▸ **The problem**: Return the records exactly as they are.

▸ **Records for processing**:
* begin *

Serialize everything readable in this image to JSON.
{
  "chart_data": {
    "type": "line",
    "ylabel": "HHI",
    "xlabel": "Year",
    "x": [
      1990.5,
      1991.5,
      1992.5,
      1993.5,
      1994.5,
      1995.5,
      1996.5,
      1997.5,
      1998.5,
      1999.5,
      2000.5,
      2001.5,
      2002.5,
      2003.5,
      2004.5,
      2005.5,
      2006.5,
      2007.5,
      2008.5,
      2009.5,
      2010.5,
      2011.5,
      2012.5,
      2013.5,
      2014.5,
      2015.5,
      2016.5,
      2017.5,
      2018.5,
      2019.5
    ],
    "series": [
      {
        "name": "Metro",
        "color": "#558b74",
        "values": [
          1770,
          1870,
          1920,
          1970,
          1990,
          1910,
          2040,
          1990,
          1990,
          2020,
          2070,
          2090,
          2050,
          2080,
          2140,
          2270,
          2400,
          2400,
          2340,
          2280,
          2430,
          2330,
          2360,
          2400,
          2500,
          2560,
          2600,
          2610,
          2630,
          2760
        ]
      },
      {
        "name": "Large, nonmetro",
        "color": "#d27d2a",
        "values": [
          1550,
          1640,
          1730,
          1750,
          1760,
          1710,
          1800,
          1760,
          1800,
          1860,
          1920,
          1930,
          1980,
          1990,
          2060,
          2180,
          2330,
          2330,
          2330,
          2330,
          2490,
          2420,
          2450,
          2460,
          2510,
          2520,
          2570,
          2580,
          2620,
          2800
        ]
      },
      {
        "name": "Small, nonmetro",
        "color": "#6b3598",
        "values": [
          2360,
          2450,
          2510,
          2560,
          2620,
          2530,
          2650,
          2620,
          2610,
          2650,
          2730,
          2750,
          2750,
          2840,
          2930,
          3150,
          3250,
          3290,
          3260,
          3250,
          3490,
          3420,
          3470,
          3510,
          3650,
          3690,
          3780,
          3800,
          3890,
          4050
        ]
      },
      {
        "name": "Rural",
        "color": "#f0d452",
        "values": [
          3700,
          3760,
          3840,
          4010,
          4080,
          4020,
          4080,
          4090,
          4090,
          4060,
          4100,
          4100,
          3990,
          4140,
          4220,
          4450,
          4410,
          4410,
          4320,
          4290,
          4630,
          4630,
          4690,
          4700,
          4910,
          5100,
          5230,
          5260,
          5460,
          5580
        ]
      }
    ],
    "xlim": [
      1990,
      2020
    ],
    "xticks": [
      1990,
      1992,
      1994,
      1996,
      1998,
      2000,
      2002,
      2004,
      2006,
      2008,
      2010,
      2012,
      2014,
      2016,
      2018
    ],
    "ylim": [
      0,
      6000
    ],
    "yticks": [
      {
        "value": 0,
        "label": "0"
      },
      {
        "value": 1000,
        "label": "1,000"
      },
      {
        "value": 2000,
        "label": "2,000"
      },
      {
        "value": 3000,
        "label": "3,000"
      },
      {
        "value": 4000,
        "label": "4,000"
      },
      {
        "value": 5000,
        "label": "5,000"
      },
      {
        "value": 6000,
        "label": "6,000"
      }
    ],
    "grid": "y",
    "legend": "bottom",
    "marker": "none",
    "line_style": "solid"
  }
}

* end *

▸ **Finished exercise**:
Serialize everything readable in this image to JSON.
{
  "chart_data": {
    "type": "line",
    "ylabel": "HHI",
    "xlabel": "Year",
    "x": [
      1990.5,
      1991.5,
      1992.5,
      1993.5,
      1994.5,
      1995.5,
      1996.5,
      1997.5,
      1998.5,
      1999.5,
      2000.5,
      2001.5,
      2002.5,
      2003.5,
      2004.5,
      2005.5,
      2006.5,
      2007.5,
      2008.5,
      2009.5,
      2010.5,
      2011.5,
      2012.5,
      2013.5,
      2014.5,
      2015.5,
      2016.5,
      2017.5,
      2018.5,
      2019.5
    ],
    "series": [
      {
        "name": "Metro",
        "color": "#558b74",
        "values": [
          1770,
          1870,
          1920,
          1970,
          1990,
          1910,
          2040,
          1990,
          1990,
          2020,
          2070,
          2090,
          2050,
          2080,
          2140,
          2270,
          2400,
          2400,
          2340,
          2280,
          2430,
          2330,
          2360,
          2400,
          2500,
          2560,
          2600,
          2610,
          2630,
          2760
        ]
      },
      {
        "name": "Large, nonmetro",
        "color": "#d27d2a",
        "values": [
          1550,
          1640,
          1730,
          1750,
          1760,
          1710,
          1800,
          1760,
          1800,
          1860,
          1920,
          1930,
          1980,
          1990,
          2060,
          2180,
          2330,
          2330,
          2330,
          2330,
          2490,
          2420,
          2450,
          2460,
          2510,
          2520,
          2570,
          2580,
          2620,
          2800
        ]
      },
      {
        "name": "Small, nonmetro",
        "color": "#6b3598",
        "values": [
          2360,
          2450,
          2510,
          2560,
          2620,
          2530,
          2650,
          2620,
          2610,
          2650,
          2730,
          2750,
          2750,
          2840,
          2930,
          3150,
          3250,
          3290,
          3260,
          3250,
          3490,
          3420,
          3470,
          3510,
          3650,
          3690,
          3780,
          3800,
          3890,
          4050
        ]
      },
      {
        "name": "Rural",
        "color": "#f0d452",
        "values": [
          3700,
          3760,
          3840,
          4010,
          4080,
          4020,
          4080,
          4090,
          4090,
          4060,
          4100,
          4100,
          3990,
          4140,
          4220,
          4450,
          4410,
          4410,
          4320,
          4290,
          4630,
          4630,
          4690,
          4700,
          4910,
          5100,
          5230,
          5260,
          5460,
          5580
        ]
      }
    ],
    "xlim": [
      1990,
      2020
    ],
    "xticks": [
      1990,
      1992,
      1994,
      1996,
      1998,
      2000,
      2002,
      2004,
      2006,
      2008,
      2010,
      2012,
      2014,
      2016,
      2018
    ],
    "ylim": [
      0,
      6000
    ],
    "yticks": [
      {
        "value": 0,
        "label": "0"
      },
      {
        "value": 1000,
        "label": "1,000"
      },
      {
        "value": 2000,
        "label": "2,000"
      },
      {
        "value": 3000,
        "label": "3,000"
      },
      {
        "value": 4000,
        "label": "4,000"
      },
      {
        "value": 5000,
        "label": "5,000"
      },
      {
        "value": 6000,
        "label": "6,000"
      }
    ],
    "grid": "y",
    "legend": "bottom",
    "marker": "none",
    "line_style": "solid"
  }
}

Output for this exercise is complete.